#### WHAT NEEDS TO BE DONE:
Whenever a line contains the string "look", copy it out of the entries.
--- GIVEN INFORMATION ---
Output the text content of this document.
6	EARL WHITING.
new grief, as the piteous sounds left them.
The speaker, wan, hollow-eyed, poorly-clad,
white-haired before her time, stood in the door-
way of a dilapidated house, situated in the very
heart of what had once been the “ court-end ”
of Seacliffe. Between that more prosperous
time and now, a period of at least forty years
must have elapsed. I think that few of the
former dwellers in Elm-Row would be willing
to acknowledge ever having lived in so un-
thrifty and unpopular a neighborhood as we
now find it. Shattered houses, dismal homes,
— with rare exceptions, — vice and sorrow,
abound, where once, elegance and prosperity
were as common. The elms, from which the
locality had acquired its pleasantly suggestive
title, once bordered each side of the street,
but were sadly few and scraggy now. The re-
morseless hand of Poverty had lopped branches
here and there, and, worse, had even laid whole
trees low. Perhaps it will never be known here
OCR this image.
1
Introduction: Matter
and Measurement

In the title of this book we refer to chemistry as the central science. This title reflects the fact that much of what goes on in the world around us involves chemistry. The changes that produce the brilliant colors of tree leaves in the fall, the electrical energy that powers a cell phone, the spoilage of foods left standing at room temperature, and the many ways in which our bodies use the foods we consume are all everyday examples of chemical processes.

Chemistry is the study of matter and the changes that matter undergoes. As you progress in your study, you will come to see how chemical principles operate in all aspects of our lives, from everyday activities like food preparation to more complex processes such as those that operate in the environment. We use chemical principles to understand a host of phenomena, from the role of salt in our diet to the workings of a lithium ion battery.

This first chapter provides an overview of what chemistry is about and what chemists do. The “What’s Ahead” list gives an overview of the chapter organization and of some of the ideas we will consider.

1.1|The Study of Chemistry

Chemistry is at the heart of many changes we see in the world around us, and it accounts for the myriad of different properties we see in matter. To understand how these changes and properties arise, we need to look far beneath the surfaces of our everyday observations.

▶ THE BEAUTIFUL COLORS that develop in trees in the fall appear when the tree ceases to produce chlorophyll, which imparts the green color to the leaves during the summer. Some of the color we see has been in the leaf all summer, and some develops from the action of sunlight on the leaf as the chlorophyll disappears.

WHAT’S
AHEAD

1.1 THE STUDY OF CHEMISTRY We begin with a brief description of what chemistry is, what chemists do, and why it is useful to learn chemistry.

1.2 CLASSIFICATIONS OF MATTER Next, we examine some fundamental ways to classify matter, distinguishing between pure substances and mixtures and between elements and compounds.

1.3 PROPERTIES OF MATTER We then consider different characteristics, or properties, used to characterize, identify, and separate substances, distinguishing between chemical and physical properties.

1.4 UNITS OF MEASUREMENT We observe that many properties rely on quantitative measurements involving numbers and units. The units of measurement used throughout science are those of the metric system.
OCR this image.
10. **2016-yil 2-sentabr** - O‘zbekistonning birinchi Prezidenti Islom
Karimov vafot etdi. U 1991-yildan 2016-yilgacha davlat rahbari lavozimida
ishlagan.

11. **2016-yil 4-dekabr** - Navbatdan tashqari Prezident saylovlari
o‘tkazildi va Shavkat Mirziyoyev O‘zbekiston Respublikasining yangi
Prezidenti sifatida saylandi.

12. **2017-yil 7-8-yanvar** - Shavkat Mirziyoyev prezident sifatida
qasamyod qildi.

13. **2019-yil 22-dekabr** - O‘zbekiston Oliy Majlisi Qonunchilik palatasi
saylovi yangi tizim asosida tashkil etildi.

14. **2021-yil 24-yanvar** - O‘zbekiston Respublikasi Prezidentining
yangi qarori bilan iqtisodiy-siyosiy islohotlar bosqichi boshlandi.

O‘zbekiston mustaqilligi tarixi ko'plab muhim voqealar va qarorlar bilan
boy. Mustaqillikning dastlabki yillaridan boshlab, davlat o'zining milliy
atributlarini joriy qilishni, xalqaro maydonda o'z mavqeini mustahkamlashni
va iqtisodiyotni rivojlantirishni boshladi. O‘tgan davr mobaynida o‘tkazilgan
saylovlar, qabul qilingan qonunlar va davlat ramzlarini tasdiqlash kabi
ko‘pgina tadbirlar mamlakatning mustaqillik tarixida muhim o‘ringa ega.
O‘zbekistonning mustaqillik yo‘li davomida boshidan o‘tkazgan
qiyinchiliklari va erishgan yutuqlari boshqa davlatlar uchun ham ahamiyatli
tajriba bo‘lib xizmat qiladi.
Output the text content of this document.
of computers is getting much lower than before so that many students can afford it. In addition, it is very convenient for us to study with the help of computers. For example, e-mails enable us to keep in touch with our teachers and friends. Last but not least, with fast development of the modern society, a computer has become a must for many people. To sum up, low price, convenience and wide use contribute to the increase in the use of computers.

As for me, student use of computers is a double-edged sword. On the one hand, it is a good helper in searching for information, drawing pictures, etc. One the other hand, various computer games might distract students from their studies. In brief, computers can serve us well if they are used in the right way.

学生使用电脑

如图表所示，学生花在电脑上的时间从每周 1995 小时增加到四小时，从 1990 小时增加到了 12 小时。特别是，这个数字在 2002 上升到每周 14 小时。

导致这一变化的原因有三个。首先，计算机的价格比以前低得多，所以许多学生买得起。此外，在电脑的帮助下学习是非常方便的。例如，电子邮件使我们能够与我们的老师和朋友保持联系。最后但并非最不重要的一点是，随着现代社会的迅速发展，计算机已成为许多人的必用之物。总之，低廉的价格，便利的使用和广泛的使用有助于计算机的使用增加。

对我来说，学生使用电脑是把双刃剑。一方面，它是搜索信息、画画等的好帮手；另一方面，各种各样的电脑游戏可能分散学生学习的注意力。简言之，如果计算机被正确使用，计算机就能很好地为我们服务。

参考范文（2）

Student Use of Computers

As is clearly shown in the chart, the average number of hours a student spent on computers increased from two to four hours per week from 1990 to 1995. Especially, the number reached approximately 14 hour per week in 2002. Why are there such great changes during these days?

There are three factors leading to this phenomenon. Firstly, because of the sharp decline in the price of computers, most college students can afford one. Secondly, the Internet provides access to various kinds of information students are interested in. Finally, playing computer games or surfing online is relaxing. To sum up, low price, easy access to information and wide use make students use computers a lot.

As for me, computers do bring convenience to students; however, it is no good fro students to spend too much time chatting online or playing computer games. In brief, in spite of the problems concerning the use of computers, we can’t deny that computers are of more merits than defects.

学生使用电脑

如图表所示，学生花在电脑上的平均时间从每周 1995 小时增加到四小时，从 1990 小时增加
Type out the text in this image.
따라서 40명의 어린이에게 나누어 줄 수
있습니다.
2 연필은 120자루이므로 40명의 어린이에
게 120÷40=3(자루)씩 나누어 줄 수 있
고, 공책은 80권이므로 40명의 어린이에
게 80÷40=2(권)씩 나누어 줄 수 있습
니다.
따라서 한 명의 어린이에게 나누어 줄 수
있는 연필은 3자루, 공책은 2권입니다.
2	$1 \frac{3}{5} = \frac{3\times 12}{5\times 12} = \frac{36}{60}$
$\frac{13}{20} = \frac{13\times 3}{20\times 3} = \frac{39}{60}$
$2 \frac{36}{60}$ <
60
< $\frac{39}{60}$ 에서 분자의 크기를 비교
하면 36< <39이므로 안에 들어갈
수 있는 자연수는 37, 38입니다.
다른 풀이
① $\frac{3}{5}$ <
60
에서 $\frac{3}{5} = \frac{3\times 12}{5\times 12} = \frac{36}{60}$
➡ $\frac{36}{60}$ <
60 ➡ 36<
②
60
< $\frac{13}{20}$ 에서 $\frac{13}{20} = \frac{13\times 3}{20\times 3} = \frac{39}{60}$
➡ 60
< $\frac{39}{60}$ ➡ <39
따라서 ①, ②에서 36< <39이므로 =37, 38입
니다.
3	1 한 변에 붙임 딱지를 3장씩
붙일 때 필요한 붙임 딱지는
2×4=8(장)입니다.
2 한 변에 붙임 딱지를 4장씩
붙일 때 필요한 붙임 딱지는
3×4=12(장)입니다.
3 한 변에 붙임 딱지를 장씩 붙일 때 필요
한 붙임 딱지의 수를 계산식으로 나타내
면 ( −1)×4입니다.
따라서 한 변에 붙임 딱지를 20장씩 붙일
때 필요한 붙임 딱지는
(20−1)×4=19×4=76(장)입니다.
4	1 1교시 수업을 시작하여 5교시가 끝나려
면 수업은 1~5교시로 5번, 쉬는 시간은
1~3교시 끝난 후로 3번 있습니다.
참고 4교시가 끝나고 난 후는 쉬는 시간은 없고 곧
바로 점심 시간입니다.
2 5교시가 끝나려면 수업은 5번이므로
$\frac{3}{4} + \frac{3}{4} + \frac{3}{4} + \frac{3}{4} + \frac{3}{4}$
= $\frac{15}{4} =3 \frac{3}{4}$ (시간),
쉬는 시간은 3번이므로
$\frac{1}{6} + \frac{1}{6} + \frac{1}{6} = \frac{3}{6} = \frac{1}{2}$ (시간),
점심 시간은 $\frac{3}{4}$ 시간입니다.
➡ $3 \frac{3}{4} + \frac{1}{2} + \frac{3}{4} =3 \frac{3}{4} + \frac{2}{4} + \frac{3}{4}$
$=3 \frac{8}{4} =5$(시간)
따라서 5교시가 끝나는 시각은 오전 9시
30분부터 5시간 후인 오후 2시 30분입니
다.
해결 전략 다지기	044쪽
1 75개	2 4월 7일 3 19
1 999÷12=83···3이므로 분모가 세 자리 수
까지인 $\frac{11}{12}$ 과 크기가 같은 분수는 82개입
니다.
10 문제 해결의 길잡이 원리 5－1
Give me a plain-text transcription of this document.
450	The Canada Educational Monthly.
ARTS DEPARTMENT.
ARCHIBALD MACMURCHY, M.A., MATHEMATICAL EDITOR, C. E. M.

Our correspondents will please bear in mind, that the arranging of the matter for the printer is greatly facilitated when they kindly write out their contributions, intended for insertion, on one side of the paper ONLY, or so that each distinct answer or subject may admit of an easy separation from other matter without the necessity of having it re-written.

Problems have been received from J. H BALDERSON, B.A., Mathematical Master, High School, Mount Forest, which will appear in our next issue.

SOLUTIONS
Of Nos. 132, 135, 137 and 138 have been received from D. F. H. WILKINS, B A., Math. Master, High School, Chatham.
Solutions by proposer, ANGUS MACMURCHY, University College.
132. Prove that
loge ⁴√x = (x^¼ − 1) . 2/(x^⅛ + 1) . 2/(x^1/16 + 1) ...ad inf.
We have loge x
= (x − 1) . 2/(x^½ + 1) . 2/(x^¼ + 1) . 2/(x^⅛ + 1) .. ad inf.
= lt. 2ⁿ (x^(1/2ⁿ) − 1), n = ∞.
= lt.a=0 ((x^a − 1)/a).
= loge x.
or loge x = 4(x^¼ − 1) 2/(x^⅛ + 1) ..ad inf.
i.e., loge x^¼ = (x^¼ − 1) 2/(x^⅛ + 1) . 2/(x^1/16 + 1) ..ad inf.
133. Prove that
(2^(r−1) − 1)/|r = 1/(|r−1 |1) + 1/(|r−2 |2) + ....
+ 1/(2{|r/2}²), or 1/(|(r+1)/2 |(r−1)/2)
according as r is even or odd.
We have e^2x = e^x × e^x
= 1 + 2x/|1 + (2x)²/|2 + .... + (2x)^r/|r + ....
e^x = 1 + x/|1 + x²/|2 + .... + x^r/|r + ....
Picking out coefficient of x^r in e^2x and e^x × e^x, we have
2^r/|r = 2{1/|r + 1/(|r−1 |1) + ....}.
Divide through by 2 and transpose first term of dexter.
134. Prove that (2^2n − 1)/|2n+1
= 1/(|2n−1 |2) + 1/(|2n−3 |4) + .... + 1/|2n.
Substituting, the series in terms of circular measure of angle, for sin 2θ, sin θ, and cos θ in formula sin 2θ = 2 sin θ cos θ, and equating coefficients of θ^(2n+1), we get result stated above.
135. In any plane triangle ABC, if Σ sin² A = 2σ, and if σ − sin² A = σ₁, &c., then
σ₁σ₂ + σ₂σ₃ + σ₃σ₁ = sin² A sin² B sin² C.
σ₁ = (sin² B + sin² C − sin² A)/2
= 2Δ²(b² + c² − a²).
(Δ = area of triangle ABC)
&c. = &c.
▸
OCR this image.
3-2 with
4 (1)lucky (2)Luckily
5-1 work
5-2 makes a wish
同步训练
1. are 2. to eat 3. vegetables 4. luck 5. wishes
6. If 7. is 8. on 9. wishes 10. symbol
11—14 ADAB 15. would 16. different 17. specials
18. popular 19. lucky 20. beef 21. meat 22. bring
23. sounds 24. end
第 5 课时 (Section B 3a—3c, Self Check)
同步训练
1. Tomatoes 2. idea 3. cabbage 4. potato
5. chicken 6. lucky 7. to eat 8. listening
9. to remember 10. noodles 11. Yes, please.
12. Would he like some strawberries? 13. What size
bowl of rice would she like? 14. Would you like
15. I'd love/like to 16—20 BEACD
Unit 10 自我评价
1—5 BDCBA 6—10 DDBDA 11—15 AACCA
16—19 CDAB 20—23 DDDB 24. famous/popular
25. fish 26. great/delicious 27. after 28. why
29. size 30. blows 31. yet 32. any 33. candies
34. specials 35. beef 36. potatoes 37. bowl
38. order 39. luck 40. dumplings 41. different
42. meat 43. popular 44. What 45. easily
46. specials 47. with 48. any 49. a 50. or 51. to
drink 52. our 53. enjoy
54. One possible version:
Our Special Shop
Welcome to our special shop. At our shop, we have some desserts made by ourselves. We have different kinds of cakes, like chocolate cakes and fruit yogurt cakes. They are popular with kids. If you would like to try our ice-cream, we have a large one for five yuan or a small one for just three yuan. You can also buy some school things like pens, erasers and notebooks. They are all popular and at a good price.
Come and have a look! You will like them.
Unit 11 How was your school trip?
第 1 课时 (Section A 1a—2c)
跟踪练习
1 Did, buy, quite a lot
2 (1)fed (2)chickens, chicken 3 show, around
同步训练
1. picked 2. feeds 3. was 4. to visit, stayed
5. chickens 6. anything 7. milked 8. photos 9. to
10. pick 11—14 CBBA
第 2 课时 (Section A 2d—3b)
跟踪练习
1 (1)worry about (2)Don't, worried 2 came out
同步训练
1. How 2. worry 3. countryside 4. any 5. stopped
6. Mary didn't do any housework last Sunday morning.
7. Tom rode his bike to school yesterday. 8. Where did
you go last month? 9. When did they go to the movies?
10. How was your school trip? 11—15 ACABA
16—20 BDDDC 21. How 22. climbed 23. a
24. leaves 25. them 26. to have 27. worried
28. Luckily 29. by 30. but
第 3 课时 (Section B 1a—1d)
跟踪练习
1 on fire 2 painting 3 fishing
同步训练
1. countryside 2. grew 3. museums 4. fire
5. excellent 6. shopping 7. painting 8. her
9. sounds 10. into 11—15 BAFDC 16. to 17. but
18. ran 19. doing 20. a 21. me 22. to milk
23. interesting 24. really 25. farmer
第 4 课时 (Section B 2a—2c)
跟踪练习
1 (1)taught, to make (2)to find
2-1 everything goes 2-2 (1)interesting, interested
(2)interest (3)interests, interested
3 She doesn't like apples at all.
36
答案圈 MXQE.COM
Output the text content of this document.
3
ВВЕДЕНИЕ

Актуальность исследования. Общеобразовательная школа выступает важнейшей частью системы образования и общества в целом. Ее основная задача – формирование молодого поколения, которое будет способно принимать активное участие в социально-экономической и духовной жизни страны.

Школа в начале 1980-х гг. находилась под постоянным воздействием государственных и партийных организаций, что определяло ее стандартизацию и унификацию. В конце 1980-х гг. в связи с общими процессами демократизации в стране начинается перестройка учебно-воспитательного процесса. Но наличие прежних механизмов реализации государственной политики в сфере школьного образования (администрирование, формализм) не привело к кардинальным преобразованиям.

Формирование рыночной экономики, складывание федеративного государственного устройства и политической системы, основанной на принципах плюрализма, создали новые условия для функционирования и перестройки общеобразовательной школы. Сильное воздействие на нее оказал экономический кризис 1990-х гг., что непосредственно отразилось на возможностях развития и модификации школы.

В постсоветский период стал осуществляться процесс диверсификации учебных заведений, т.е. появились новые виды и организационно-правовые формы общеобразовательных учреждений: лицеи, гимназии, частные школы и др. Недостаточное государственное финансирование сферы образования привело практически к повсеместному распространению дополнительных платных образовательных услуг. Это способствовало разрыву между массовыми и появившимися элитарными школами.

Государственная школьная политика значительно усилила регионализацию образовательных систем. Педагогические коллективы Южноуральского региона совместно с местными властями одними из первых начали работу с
---
#### OUTPUT OF THE EXERCISE:
Chemistry is at the heart of many changes we see in the world around us, and it accounts for the myriad of different properties we see in matter. To understand how these changes and properties arise, we need to look far beneath the surfaces of our everyday observations.
Come and have a look! You will like them.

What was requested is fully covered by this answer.